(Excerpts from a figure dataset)
— Begin —

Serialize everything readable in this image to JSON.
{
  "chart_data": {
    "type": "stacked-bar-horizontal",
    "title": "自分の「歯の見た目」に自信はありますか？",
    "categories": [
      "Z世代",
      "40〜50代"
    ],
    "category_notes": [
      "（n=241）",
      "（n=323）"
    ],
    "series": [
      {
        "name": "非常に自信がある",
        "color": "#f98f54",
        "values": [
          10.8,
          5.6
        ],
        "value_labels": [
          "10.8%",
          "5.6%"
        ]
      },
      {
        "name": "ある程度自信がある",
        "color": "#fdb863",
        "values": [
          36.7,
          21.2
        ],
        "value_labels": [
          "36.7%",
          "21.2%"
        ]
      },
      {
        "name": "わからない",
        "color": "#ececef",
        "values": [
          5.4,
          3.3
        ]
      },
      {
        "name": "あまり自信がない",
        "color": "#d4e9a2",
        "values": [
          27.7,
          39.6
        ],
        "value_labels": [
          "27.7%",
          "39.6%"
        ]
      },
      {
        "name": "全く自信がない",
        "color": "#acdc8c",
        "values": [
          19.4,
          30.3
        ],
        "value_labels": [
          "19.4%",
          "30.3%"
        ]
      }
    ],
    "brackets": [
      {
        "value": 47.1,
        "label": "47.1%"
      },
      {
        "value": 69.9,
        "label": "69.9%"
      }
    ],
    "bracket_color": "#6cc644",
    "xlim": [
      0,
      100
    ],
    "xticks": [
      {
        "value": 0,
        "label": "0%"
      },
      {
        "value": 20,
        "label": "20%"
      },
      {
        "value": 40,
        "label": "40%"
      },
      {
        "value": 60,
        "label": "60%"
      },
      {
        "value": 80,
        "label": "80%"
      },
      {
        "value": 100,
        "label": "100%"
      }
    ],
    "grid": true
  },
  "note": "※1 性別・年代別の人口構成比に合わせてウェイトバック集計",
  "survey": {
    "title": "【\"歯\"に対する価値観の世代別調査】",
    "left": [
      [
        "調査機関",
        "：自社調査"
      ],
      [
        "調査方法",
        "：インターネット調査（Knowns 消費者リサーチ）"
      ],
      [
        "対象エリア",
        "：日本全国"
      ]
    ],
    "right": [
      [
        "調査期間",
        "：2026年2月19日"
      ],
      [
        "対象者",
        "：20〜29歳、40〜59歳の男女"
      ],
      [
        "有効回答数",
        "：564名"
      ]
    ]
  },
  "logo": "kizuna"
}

— End —

TASK DIRECTIONS: Count the lines in the records above that contain the word "title", and give only that number.

FULL SOLUTION: 2